**** BRANO CITATO ****

Arresti per mafia, il parere della Chiesa

Arresti per mafia, il parere della Chiesa

In riferimento agli arresti per mafia che in questi giorni hanno interessato le città di Corleone e di Chiusa Sclafani, i parroci dei due paesi e La Chiesa di Monreale intendono ribadire il loro appoggio nel contrasto di tali fenomeni criminali con un sempre solerte impegno educativo che porti ad un cambiamento della mentalità.

La Chiesa come comunità inserita nella storia che esercita una responsabilità verso l’intera società intende continuare a promuovere la legalità connessa con la moralità e contrastare fenomeni devianti come la mafia e le sue piaghe cancrenose: il pizzo, l’usura, lo spaccio della droga, i guadagni illeciti.

La sensibilità ecclesiale, maturata in questi ultimi anni, si esprime nella denuncia dal pulpito e in una serie di iniziative concrete volte a creare un costume e una mentalità alternativi a quella della subcultura in cui alligna la mafia.

****

### COMPITO ASSEGNATO
Come prosegue il brano sul parere della Chiesa riguardo agli arresti per mafia? Scrivine il seguito partendo dopo l'ultima frase. Le voci riportate più avanti sono materiale a sé stante, separato dal brano.

**** DATI FORNITI ****

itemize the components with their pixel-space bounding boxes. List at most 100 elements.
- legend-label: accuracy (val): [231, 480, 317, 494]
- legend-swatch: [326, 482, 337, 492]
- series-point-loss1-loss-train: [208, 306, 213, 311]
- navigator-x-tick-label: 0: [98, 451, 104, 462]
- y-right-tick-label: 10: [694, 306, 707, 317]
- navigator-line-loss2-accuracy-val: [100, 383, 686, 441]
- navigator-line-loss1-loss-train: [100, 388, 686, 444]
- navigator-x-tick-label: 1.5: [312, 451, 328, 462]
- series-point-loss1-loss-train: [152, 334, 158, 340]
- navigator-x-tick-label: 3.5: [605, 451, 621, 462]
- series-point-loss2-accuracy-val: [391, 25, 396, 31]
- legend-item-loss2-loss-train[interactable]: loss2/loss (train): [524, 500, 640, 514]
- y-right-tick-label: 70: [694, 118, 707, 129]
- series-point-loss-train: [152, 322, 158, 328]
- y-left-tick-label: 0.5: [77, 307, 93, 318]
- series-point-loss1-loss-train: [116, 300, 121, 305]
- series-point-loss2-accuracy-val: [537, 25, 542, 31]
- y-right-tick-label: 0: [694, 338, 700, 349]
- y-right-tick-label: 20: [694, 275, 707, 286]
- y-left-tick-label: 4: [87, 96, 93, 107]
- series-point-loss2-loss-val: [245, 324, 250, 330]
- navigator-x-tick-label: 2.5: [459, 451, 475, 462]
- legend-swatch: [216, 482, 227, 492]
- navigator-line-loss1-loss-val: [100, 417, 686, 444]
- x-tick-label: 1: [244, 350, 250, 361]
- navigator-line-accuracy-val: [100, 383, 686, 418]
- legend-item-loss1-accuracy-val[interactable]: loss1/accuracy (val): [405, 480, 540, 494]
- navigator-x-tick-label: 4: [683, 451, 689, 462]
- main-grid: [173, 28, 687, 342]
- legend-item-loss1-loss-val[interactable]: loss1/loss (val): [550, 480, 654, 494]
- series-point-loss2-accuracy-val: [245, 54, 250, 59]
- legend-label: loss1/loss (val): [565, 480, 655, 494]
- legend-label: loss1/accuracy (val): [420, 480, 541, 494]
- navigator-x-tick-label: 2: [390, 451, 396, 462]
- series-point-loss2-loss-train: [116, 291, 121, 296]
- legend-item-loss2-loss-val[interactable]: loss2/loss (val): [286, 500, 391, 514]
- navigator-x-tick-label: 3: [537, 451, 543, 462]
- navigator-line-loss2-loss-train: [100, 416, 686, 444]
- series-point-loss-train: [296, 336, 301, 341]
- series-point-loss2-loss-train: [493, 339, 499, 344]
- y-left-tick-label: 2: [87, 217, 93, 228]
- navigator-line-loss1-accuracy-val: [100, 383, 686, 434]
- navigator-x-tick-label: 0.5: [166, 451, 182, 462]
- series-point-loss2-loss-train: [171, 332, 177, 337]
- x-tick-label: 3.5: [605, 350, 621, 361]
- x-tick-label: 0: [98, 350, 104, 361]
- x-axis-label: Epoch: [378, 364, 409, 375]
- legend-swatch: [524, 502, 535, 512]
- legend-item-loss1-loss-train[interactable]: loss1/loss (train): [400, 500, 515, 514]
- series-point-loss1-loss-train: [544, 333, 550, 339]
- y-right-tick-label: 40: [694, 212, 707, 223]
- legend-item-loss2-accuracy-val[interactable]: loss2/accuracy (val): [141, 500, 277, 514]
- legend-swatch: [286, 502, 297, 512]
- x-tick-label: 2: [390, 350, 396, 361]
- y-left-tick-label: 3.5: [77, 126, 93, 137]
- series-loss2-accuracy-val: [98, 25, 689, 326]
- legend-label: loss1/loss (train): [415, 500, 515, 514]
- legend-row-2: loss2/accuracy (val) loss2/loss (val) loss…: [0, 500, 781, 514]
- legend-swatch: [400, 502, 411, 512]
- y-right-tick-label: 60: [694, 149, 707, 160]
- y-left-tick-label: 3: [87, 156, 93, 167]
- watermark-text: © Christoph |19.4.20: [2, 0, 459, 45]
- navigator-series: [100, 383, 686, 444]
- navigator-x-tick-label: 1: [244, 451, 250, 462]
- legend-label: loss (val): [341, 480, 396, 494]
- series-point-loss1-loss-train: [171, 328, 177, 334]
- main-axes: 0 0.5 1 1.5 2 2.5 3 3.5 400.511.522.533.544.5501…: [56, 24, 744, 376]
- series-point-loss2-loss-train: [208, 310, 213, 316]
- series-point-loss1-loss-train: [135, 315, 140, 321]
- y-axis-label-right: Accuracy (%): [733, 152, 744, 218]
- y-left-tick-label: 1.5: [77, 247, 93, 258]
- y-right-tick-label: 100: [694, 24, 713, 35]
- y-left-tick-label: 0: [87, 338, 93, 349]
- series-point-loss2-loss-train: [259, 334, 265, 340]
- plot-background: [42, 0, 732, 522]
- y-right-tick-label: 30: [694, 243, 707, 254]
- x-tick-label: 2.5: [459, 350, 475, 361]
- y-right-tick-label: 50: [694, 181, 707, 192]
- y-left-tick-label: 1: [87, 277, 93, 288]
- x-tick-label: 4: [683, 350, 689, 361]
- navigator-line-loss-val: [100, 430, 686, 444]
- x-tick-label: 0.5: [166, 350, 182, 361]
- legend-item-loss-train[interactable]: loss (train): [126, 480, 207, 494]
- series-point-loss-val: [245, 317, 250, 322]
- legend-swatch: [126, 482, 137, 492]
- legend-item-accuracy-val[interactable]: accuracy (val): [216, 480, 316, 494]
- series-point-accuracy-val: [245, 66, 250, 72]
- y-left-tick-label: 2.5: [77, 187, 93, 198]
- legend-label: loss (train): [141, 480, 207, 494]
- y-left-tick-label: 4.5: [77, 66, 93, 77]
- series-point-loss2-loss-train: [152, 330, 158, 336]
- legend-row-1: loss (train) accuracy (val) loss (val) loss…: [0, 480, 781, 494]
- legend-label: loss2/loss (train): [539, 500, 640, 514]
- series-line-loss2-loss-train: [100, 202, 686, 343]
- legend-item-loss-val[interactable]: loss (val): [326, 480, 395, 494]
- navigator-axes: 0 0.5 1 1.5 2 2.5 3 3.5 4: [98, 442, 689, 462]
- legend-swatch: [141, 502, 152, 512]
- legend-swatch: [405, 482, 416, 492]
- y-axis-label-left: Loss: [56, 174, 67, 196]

****

### RISULTATO
A partire da quelle stesse realtà ecclesiali quali le confraternite dell’Arcidiocesi di Monreale, nei cui statuti è stato sancito, in modo inequivocabile, il divieto di appartenenza dei singoli membri ad associazioni mafiose, la Chiesa di Monreale intende mettere in guardia tutti, in particolare i cristiani, i quali possono rischiare, con il silenzio e l’indifferenza, di alimentare ogni sorta di pratica criminale.

È compito della Chiesa anche indurre al superamento dell’attuale situazione attraverso l’invito alla conversione al Vangelo anche dei mafiosi, per creare una cultura della giustizia e della legalità fondata sulla piena consapevolezza che il bene comune è frutto dell’apporto responsabile di tutti e di ciascuno e ciò deve essere una priorità.

Si auspica una maggiore presenza dello Stato oltre che nella importante, quanto necessaria, opera repressiva anche in quella preventiva migliorando le infrastrutture e la qualità della vita di questo territorio.